▶ [Work instructions]: Transcribe the whole listing without a single picture.

▶ [Record extracts]:
- - - - -

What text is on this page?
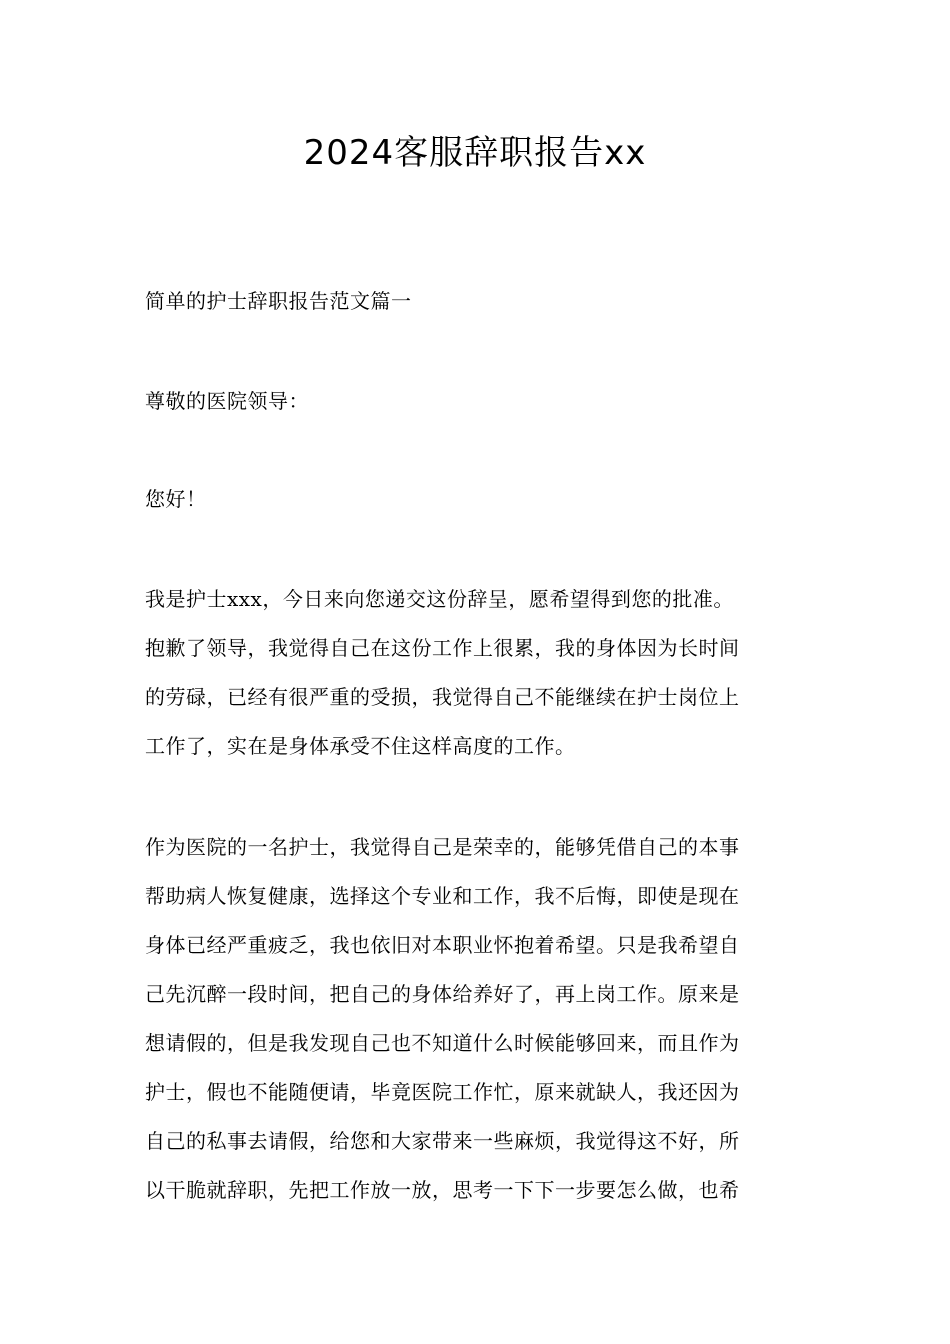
2024客服辞职报告xx

简单的护士辞职报告范文篇一

尊敬的医院领导：

您好！

我是护士xxx，今日来向您递交这份辞呈，愿希望得到您的批准。
抱歉了领导，我觉得自己在这份工作上很累，我的身体因为长时间
的劳碌，已经有很严重的受损，我觉得自己不能继续在护士岗位上
工作了，实在是身体承受不住这样高度的工作。
作为医院的一名护士，我觉得自己是荣幸的，能够凭借自己的本事
帮助病人恢复健康，选择这个专业和工作，我不后悔，即使是现在
身体已经严重疲乏，我也依旧对本职业怀抱着希望。只是我希望自
己先沉醉一段时间，把自己的身体给养好了，再上岗工作。原来是
想请假的，但是我发现自己也不知道什么时候能够回来，而且作为
护士，假也不能随便请，毕竟医院工作忙，原来就缺人，我还因为
自己的私事去请假，给您和大家带来一些麻烦，我觉得这不好，所
以干脆就辞职，先把工作放一放，思考一下下一步要怎么做，也希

- - - - -

▶ [Exercise solution]:
What text is on this page?
2024客服辞职报告xx

简单的护士辞职报告范文篇一

尊敬的医院领导：

您好！

我是护士xxx，今日来向您递交这份辞呈，愿希望得到您的批准。
抱歉了领导，我觉得自己在这份工作上很累，我的身体因为长时间
的劳碌，已经有很严重的受损，我觉得自己不能继续在护士岗位上
工作了，实在是身体承受不住这样高度的工作。
作为医院的一名护士，我觉得自己是荣幸的，能够凭借自己的本事
帮助病人恢复健康，选择这个专业和工作，我不后悔，即使是现在
身体已经严重疲乏，我也依旧对本职业怀抱着希望。只是我希望自
己先沉醉一段时间，把自己的身体给养好了，再上岗工作。原来是
想请假的，但是我发现自己也不知道什么时候能够回来，而且作为
护士，假也不能随便请，毕竟医院工作忙，原来就缺人，我还因为
自己的私事去请假，给您和大家带来一些麻烦，我觉得这不好，所
以干脆就辞职，先把工作放一放，思考一下下一步要怎么做，也希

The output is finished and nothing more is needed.